**STORED DATA**
>>>>>

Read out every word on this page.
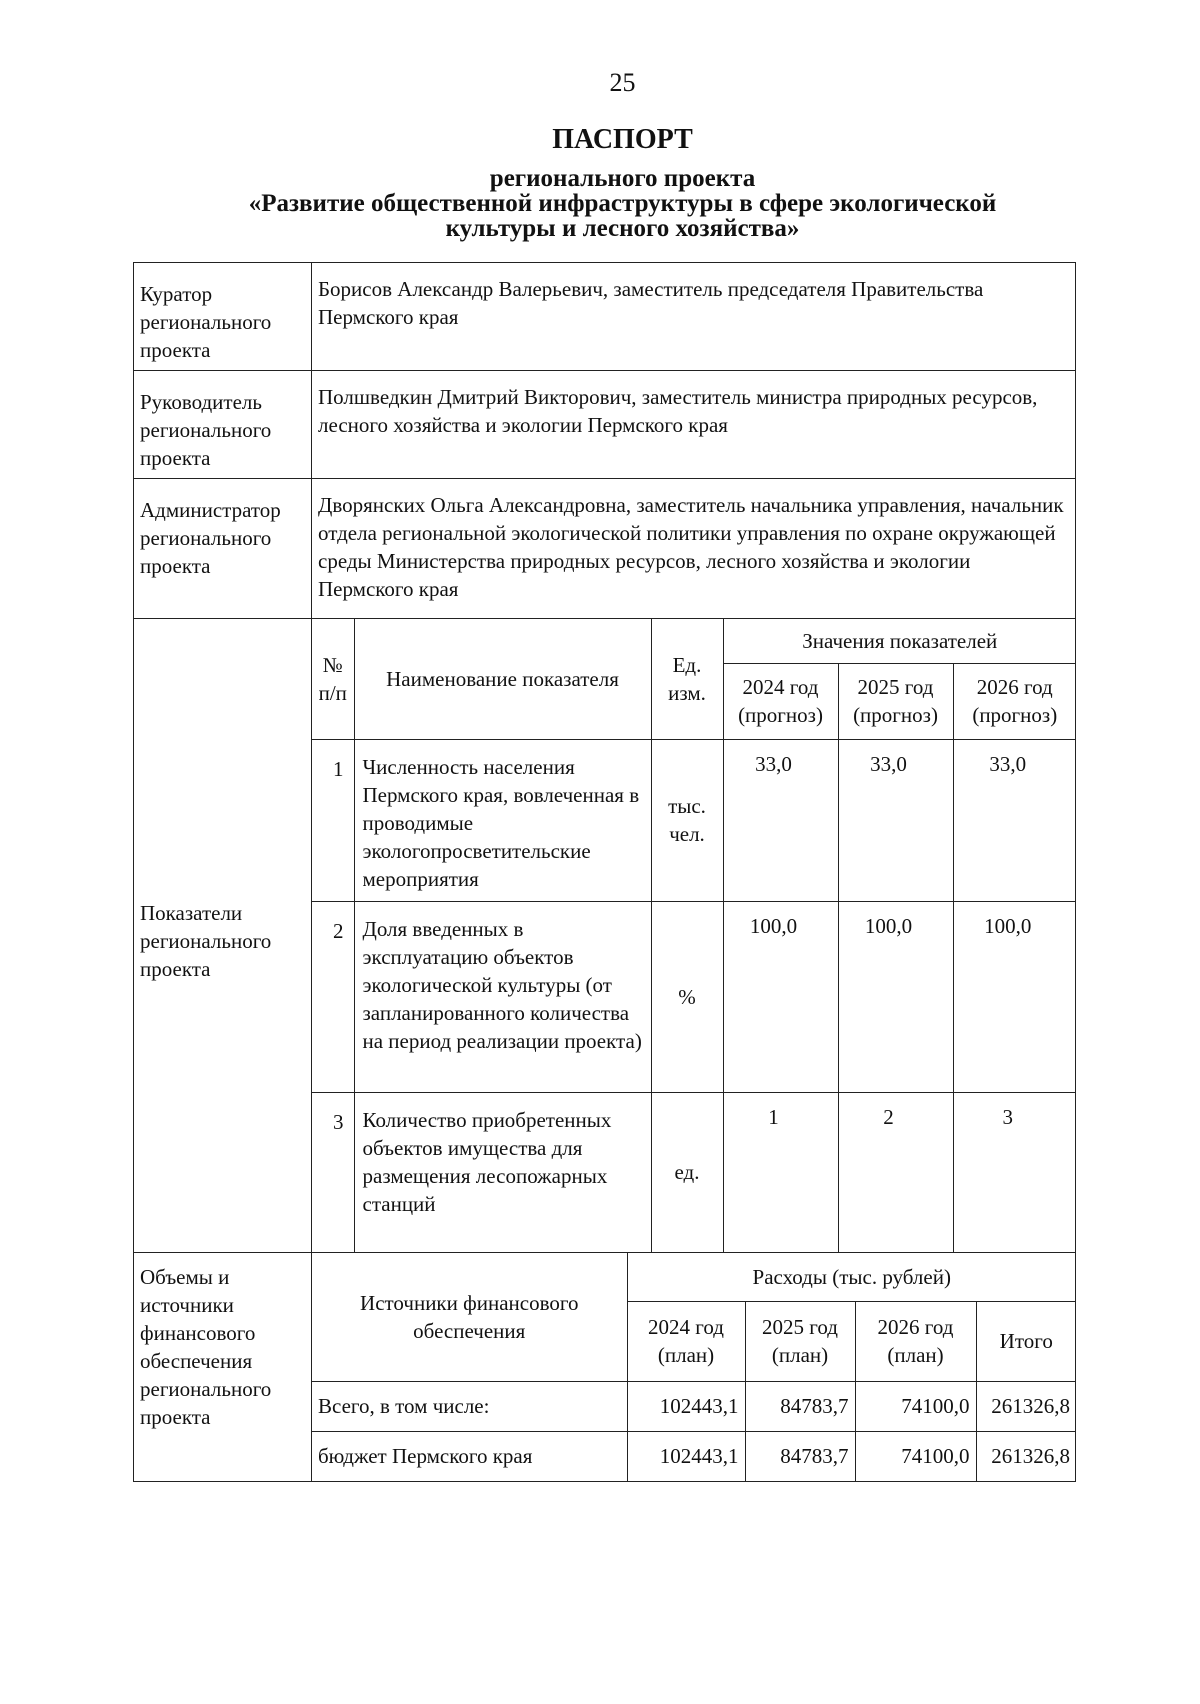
25
ПАСПОРТ
регионального проекта
«Развитие общественной инфраструктуры в сфере экологической
культуры и лесного хозяйства»
Куратор регионального проекта	Борисов Александр Валерьевич, заместитель председателя Правительства Пермского края
Руководитель регионального проекта	Полшведкин Дмитрий Викторович, заместитель министра природных ресурсов, лесного хозяйства и экологии Пермского края
Администратор регионального проекта	Дворянских Ольга Александровна, заместитель начальника управления, начальник отдела региональной экологической политики управления по охране окружающей среды Министерства природных ресурсов, лесного хозяйства и экологии Пермского края
Показатели регионального проекта	
№ п/п	Наименование показателя	Ед. изм.	Значения показателей
2024 год (прогноз)	2025 год (прогноз)	2026 год (прогноз)
1	Численность населения Пермского края, вовлеченная в проводимые экологопросветительские мероприятия	тыс. чел.	33,0	33,0	33,0
2	Доля введенных в эксплуатацию объектов экологической культуры (от запланированного количества на период реализации проекта)	%	100,0	100,0	100,0
3	Количество приобретенных объектов имущества для размещения лесопожарных станций	ед.	1	2	3

Объемы и источники финансового обеспечения регионального проекта	
Источники финансового обеспечения	Расходы (тыс. рублей)
2024 год (план)	2025 год (план)	2026 год (план)	Итого
Всего, в том числе:	102443,1	84783,7	74100,0	261326,8
бюджет Пермского края	102443,1	84783,7	74100,0	261326,8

<<<<<

**AIM OF THE EXERCISE**
Count the lines of the data that include the string "экологической", and give only that number.

**EXERCISE SOLUTION**
3